- EXERCISE TASK
State the count of lines below in which the word "text" appears, and add nothing.

- SUPPLIED ENTRIES
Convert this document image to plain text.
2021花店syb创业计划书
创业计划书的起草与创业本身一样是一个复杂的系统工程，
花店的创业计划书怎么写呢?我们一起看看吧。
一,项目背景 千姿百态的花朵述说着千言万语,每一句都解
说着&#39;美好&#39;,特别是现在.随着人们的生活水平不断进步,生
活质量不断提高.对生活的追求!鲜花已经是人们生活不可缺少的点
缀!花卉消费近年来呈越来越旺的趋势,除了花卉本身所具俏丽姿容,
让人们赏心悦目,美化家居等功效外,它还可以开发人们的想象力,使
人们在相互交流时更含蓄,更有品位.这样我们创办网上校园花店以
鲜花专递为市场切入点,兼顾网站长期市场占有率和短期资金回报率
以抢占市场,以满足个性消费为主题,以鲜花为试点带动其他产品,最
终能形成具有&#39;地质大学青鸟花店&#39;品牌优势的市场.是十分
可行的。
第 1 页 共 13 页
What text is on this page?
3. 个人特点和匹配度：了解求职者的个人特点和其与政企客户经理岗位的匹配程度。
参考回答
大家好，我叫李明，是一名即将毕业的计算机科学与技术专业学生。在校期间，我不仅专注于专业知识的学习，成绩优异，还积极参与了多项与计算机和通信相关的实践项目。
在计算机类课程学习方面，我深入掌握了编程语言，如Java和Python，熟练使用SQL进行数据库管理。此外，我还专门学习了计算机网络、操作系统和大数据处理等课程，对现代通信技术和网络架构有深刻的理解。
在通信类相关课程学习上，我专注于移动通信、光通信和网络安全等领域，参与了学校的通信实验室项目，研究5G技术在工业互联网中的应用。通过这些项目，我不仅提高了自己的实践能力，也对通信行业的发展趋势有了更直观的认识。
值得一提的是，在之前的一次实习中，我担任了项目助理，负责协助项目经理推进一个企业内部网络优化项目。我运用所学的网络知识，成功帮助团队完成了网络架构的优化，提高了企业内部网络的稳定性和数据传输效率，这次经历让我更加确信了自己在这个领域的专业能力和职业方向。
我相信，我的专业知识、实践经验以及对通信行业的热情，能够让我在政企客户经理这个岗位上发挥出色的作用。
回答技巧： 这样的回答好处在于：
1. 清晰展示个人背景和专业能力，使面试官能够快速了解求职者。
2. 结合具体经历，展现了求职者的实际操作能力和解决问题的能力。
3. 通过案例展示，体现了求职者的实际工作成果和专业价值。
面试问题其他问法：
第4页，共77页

- FULL RESPONSE
2